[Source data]
-*-
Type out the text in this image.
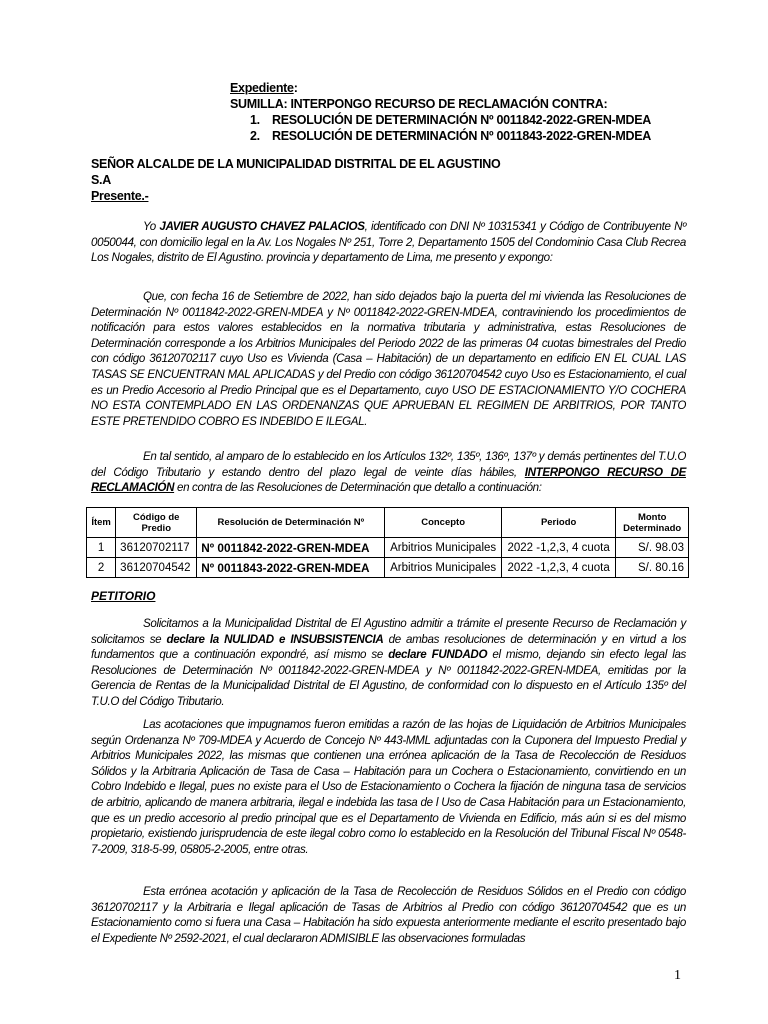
Expediente:
SUMILLA: INTERPONGO RECURSO DE RECLAMACIÓN CONTRA:
1. RESOLUCIÓN DE DETERMINACIÓN Nº 0011842-2022-GREN-MDEA
2. RESOLUCIÓN DE DETERMINACIÓN Nº 0011843-2022-GREN-MDEA
SEÑOR ALCALDE DE LA MUNICIPALIDAD DISTRITAL DE EL AGUSTINO
S.A
Presente.-
Yo JAVIER AUGUSTO CHAVEZ PALACIOS, identificado con DNI Nº 10315341 y Código de Contribuyente Nº 0050044, con domicilio legal en la Av. Los Nogales Nº 251, Torre 2, Departamento 1505 del Condominio Casa Club Recrea Los Nogales, distrito de El Agustino. provincia y departamento de Lima, me presento y expongo:
Que, con fecha 16 de Setiembre de 2022, han sido dejados bajo la puerta del mi vivienda las Resoluciones de Determinación Nº 0011842-2022-GREN-MDEA y Nº 0011842-2022-GREN-MDEA, contraviniendo los procedimientos de notificación para estos valores establecidos en la normativa tributaria y administrativa, estas Resoluciones de Determinación corresponde a los Arbitrios Municipales del Periodo 2022 de las primeras 04 cuotas bimestrales del Predio con código 36120702117 cuyo Uso es Vivienda (Casa – Habitación) de un departamento en edificio EN EL CUAL LAS TASAS SE ENCUENTRAN MAL APLICADAS y del Predio con código 36120704542 cuyo Uso es Estacionamiento, el cual es un Predio Accesorio al Predio Principal que es el Departamento, cuyo USO DE ESTACIONAMIENTO Y/O COCHERA NO ESTA CONTEMPLADO EN LAS ORDENANZAS QUE APRUEBAN EL REGIMEN DE ARBITRIOS, POR TANTO ESTE PRETENDIDO COBRO ES INDEBIDO E ILEGAL.
En tal sentido, al amparo de lo establecido en los Artículos 132º, 135º, 136º, 137º y demás pertinentes del T.U.O del Código Tributario y estando dentro del plazo legal de veinte días hábiles, INTERPONGO RECURSO DE RECLAMACIÓN en contra de las Resoluciones de Determinación que detallo a continuación:
Ítem	Código de Predio	Resolución de Determinación Nº	Concepto	Periodo	Monto Determinado
1	36120702117	Nº 0011842-2022-GREN-MDEA	Arbitrios Municipales	2022 -1,2,3, 4 cuota	S/. 98.03
2	36120704542	Nº 0011843-2022-GREN-MDEA	Arbitrios Municipales	2022 -1,2,3, 4 cuota	S/. 80.16
PETITORIO
Solicitamos a la Municipalidad Distrital de El Agustino admitir a trámite el presente Recurso de Reclamación y solicitamos se declare la NULIDAD e INSUBSISTENCIA de ambas resoluciones de determinación y en virtud a los fundamentos que a continuación expondré, así mismo se declare FUNDADO el mismo, dejando sin efecto legal las Resoluciones de Determinación Nº 0011842-2022-GREN-MDEA y Nº 0011842-2022-GREN-MDEA, emitidas por la Gerencia de Rentas de la Municipalidad Distrital de El Agustino, de conformidad con lo dispuesto en el Artículo 135º del T.U.O del Código Tributario.
Las acotaciones que impugnamos fueron emitidas a razón de las hojas de Liquidación de Arbitrios Municipales según Ordenanza Nº 709-MDEA y Acuerdo de Concejo Nº 443-MML adjuntadas con la Cuponera del Impuesto Predial y Arbitrios Municipales 2022, las mismas que contienen una errónea aplicación de la Tasa de Recolección de Residuos Sólidos y la Arbitraria Aplicación de Tasa de Casa – Habitación para un Cochera o Estacionamiento, convirtiendo en un Cobro Indebido e Ilegal, pues no existe para el Uso de Estacionamiento o Cochera la fijación de ninguna tasa de servicios de arbitrio, aplicando de manera arbitraria, ilegal e indebida las tasa de l Uso de Casa Habitación para un Estacionamiento, que es un predio accesorio al predio principal que es el Departamento de Vivienda en Edificio, más aún si es del mismo propietario, existiendo jurisprudencia de este ilegal cobro como lo establecido en la Resolución del Tribunal Fiscal Nº 0548-7-2009, 318-5-99, 05805-2-2005, entre otras.
Esta errónea acotación y aplicación de la Tasa de Recolección de Residuos Sólidos en el Predio con código 36120702117 y la Arbitraria e Ilegal aplicación de Tasas de Arbitrios al Predio con código 36120704542 que es un Estacionamiento como si fuera una Casa – Habitación ha sido expuesta anteriormente mediante el escrito presentado bajo el Expediente Nº 2592-2021, el cual declararon ADMISIBLE las observaciones formuladas
1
-*-
TASK OBJECTIVE ->
Skip every picture and transcribe the data above exactly.

CORRECT RESPONSE ->
Type out the text in this image.
Expediente:
SUMILLA: INTERPONGO RECURSO DE RECLAMACIÓN CONTRA:
1. RESOLUCIÓN DE DETERMINACIÓN Nº 0011842-2022-GREN-MDEA
2. RESOLUCIÓN DE DETERMINACIÓN Nº 0011843-2022-GREN-MDEA
SEÑOR ALCALDE DE LA MUNICIPALIDAD DISTRITAL DE EL AGUSTINO
S.A
Presente.-
Yo JAVIER AUGUSTO CHAVEZ PALACIOS, identificado con DNI Nº 10315341 y Código de Contribuyente Nº 0050044, con domicilio legal en la Av. Los Nogales Nº 251, Torre 2, Departamento 1505 del Condominio Casa Club Recrea Los Nogales, distrito de El Agustino. provincia y departamento de Lima, me presento y expongo:
Que, con fecha 16 de Setiembre de 2022, han sido dejados bajo la puerta del mi vivienda las Resoluciones de Determinación Nº 0011842-2022-GREN-MDEA y Nº 0011842-2022-GREN-MDEA, contraviniendo los procedimientos de notificación para estos valores establecidos en la normativa tributaria y administrativa, estas Resoluciones de Determinación corresponde a los Arbitrios Municipales del Periodo 2022 de las primeras 04 cuotas bimestrales del Predio con código 36120702117 cuyo Uso es Vivienda (Casa – Habitación) de un departamento en edificio EN EL CUAL LAS TASAS SE ENCUENTRAN MAL APLICADAS y del Predio con código 36120704542 cuyo Uso es Estacionamiento, el cual es un Predio Accesorio al Predio Principal que es el Departamento, cuyo USO DE ESTACIONAMIENTO Y/O COCHERA NO ESTA CONTEMPLADO EN LAS ORDENANZAS QUE APRUEBAN EL REGIMEN DE ARBITRIOS, POR TANTO ESTE PRETENDIDO COBRO ES INDEBIDO E ILEGAL.
En tal sentido, al amparo de lo establecido en los Artículos 132º, 135º, 136º, 137º y demás pertinentes del T.U.O del Código Tributario y estando dentro del plazo legal de veinte días hábiles, INTERPONGO RECURSO DE RECLAMACIÓN en contra de las Resoluciones de Determinación que detallo a continuación:
Ítem	Código de Predio	Resolución de Determinación Nº	Concepto	Periodo	Monto Determinado
1	36120702117	Nº 0011842-2022-GREN-MDEA	Arbitrios Municipales	2022 -1,2,3, 4 cuota	S/. 98.03
2	36120704542	Nº 0011843-2022-GREN-MDEA	Arbitrios Municipales	2022 -1,2,3, 4 cuota	S/. 80.16
PETITORIO
Solicitamos a la Municipalidad Distrital de El Agustino admitir a trámite el presente Recurso de Reclamación y solicitamos se declare la NULIDAD e INSUBSISTENCIA de ambas resoluciones de determinación y en virtud a los fundamentos que a continuación expondré, así mismo se declare FUNDADO el mismo, dejando sin efecto legal las Resoluciones de Determinación Nº 0011842-2022-GREN-MDEA y Nº 0011842-2022-GREN-MDEA, emitidas por la Gerencia de Rentas de la Municipalidad Distrital de El Agustino, de conformidad con lo dispuesto en el Artículo 135º del T.U.O del Código Tributario.
Las acotaciones que impugnamos fueron emitidas a razón de las hojas de Liquidación de Arbitrios Municipales según Ordenanza Nº 709-MDEA y Acuerdo de Concejo Nº 443-MML adjuntadas con la Cuponera del Impuesto Predial y Arbitrios Municipales 2022, las mismas que contienen una errónea aplicación de la Tasa de Recolección de Residuos Sólidos y la Arbitraria Aplicación de Tasa de Casa – Habitación para un Cochera o Estacionamiento, convirtiendo en un Cobro Indebido e Ilegal, pues no existe para el Uso de Estacionamiento o Cochera la fijación de ninguna tasa de servicios de arbitrio, aplicando de manera arbitraria, ilegal e indebida las tasa de l Uso de Casa Habitación para un Estacionamiento, que es un predio accesorio al predio principal que es el Departamento de Vivienda en Edificio, más aún si es del mismo propietario, existiendo jurisprudencia de este ilegal cobro como lo establecido en la Resolución del Tribunal Fiscal Nº 0548-7-2009, 318-5-99, 05805-2-2005, entre otras.
Esta errónea acotación y aplicación de la Tasa de Recolección de Residuos Sólidos en el Predio con código 36120702117 y la Arbitraria e Ilegal aplicación de Tasas de Arbitrios al Predio con código 36120704542 que es un Estacionamiento como si fuera una Casa – Habitación ha sido expuesta anteriormente mediante el escrito presentado bajo el Expediente Nº 2592-2021, el cual declararon ADMISIBLE las observaciones formuladas
1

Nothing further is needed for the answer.